Records excerpted from a collection:
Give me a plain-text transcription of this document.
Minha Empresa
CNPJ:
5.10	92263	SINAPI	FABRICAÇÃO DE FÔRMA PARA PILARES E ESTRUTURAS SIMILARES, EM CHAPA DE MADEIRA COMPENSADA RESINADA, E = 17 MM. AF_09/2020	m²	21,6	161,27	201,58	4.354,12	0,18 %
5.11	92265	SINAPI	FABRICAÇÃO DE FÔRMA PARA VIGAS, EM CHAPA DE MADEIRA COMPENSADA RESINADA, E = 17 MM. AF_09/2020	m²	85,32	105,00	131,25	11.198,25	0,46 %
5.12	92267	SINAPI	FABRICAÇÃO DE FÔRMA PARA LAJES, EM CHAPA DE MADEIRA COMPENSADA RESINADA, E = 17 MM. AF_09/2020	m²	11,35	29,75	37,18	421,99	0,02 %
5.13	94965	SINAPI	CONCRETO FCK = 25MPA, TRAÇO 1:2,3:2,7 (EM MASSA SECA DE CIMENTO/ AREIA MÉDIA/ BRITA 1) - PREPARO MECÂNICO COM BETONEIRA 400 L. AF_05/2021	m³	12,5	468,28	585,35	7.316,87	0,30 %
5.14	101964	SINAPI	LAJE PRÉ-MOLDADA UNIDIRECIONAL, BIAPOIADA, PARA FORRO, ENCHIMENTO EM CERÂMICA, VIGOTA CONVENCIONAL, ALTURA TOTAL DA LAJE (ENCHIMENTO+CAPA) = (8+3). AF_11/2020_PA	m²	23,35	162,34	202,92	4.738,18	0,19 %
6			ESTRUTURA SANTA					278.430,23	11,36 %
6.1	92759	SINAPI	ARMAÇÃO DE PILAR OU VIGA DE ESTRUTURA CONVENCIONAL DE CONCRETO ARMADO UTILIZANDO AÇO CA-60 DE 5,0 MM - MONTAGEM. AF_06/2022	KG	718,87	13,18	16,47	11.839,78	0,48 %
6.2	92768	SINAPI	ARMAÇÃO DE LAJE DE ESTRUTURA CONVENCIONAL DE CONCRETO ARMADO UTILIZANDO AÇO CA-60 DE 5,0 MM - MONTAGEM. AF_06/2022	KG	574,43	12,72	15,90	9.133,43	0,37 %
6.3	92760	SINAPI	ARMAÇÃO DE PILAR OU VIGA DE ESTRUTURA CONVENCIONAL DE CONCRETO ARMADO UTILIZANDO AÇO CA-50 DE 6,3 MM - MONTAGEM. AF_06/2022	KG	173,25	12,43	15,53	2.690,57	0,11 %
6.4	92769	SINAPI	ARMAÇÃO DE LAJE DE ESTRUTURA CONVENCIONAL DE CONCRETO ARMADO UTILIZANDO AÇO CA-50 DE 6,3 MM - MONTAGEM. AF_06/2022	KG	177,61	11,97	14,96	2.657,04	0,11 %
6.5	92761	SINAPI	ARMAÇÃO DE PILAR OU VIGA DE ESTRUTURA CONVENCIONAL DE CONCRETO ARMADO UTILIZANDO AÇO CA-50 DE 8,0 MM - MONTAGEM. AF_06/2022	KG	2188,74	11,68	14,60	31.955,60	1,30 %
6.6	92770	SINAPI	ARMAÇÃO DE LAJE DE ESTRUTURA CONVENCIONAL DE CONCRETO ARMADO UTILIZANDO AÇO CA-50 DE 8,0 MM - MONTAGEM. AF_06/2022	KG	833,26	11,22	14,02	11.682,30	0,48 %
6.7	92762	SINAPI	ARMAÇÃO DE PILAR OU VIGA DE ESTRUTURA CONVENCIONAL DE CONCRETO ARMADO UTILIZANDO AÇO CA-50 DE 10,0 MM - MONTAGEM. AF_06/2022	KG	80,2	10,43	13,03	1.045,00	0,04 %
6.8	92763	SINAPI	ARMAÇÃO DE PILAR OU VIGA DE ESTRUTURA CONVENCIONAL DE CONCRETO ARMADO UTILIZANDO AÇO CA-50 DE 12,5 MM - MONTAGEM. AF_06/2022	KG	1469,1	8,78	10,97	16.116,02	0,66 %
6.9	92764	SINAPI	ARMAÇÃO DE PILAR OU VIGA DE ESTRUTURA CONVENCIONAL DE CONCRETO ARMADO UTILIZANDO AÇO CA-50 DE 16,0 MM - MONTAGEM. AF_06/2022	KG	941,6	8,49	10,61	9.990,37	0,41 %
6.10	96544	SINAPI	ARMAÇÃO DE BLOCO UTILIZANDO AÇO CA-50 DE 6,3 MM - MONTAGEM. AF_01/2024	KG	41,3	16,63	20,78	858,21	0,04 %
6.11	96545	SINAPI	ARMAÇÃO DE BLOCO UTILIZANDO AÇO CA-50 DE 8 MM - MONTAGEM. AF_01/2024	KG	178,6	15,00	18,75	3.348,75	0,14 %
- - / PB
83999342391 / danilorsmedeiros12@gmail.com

## EXERCISE AIM
Reproduce the listing in full. Keep it exactly as written.

## EXERCISE OUTPUT
Give me a plain-text transcription of this document.
Minha Empresa
CNPJ:
5.10	92263	SINAPI	FABRICAÇÃO DE FÔRMA PARA PILARES E ESTRUTURAS SIMILARES, EM CHAPA DE MADEIRA COMPENSADA RESINADA, E = 17 MM. AF_09/2020	m²	21,6	161,27	201,58	4.354,12	0,18 %
5.11	92265	SINAPI	FABRICAÇÃO DE FÔRMA PARA VIGAS, EM CHAPA DE MADEIRA COMPENSADA RESINADA, E = 17 MM. AF_09/2020	m²	85,32	105,00	131,25	11.198,25	0,46 %
5.12	92267	SINAPI	FABRICAÇÃO DE FÔRMA PARA LAJES, EM CHAPA DE MADEIRA COMPENSADA RESINADA, E = 17 MM. AF_09/2020	m²	11,35	29,75	37,18	421,99	0,02 %
5.13	94965	SINAPI	CONCRETO FCK = 25MPA, TRAÇO 1:2,3:2,7 (EM MASSA SECA DE CIMENTO/ AREIA MÉDIA/ BRITA 1) - PREPARO MECÂNICO COM BETONEIRA 400 L. AF_05/2021	m³	12,5	468,28	585,35	7.316,87	0,30 %
5.14	101964	SINAPI	LAJE PRÉ-MOLDADA UNIDIRECIONAL, BIAPOIADA, PARA FORRO, ENCHIMENTO EM CERÂMICA, VIGOTA CONVENCIONAL, ALTURA TOTAL DA LAJE (ENCHIMENTO+CAPA) = (8+3). AF_11/2020_PA	m²	23,35	162,34	202,92	4.738,18	0,19 %
6			ESTRUTURA SANTA					278.430,23	11,36 %
6.1	92759	SINAPI	ARMAÇÃO DE PILAR OU VIGA DE ESTRUTURA CONVENCIONAL DE CONCRETO ARMADO UTILIZANDO AÇO CA-60 DE 5,0 MM - MONTAGEM. AF_06/2022	KG	718,87	13,18	16,47	11.839,78	0,48 %
6.2	92768	SINAPI	ARMAÇÃO DE LAJE DE ESTRUTURA CONVENCIONAL DE CONCRETO ARMADO UTILIZANDO AÇO CA-60 DE 5,0 MM - MONTAGEM. AF_06/2022	KG	574,43	12,72	15,90	9.133,43	0,37 %
6.3	92760	SINAPI	ARMAÇÃO DE PILAR OU VIGA DE ESTRUTURA CONVENCIONAL DE CONCRETO ARMADO UTILIZANDO AÇO CA-50 DE 6,3 MM - MONTAGEM. AF_06/2022	KG	173,25	12,43	15,53	2.690,57	0,11 %
6.4	92769	SINAPI	ARMAÇÃO DE LAJE DE ESTRUTURA CONVENCIONAL DE CONCRETO ARMADO UTILIZANDO AÇO CA-50 DE 6,3 MM - MONTAGEM. AF_06/2022	KG	177,61	11,97	14,96	2.657,04	0,11 %
6.5	92761	SINAPI	ARMAÇÃO DE PILAR OU VIGA DE ESTRUTURA CONVENCIONAL DE CONCRETO ARMADO UTILIZANDO AÇO CA-50 DE 8,0 MM - MONTAGEM. AF_06/2022	KG	2188,74	11,68	14,60	31.955,60	1,30 %
6.6	92770	SINAPI	ARMAÇÃO DE LAJE DE ESTRUTURA CONVENCIONAL DE CONCRETO ARMADO UTILIZANDO AÇO CA-50 DE 8,0 MM - MONTAGEM. AF_06/2022	KG	833,26	11,22	14,02	11.682,30	0,48 %
6.7	92762	SINAPI	ARMAÇÃO DE PILAR OU VIGA DE ESTRUTURA CONVENCIONAL DE CONCRETO ARMADO UTILIZANDO AÇO CA-50 DE 10,0 MM - MONTAGEM. AF_06/2022	KG	80,2	10,43	13,03	1.045,00	0,04 %
6.8	92763	SINAPI	ARMAÇÃO DE PILAR OU VIGA DE ESTRUTURA CONVENCIONAL DE CONCRETO ARMADO UTILIZANDO AÇO CA-50 DE 12,5 MM - MONTAGEM. AF_06/2022	KG	1469,1	8,78	10,97	16.116,02	0,66 %
6.9	92764	SINAPI	ARMAÇÃO DE PILAR OU VIGA DE ESTRUTURA CONVENCIONAL DE CONCRETO ARMADO UTILIZANDO AÇO CA-50 DE 16,0 MM - MONTAGEM. AF_06/2022	KG	941,6	8,49	10,61	9.990,37	0,41 %
6.10	96544	SINAPI	ARMAÇÃO DE BLOCO UTILIZANDO AÇO CA-50 DE 6,3 MM - MONTAGEM. AF_01/2024	KG	41,3	16,63	20,78	858,21	0,04 %
6.11	96545	SINAPI	ARMAÇÃO DE BLOCO UTILIZANDO AÇO CA-50 DE 8 MM - MONTAGEM. AF_01/2024	KG	178,6	15,00	18,75	3.348,75	0,14 %
- - / PB
83999342391 / danilorsmedeiros12@gmail.com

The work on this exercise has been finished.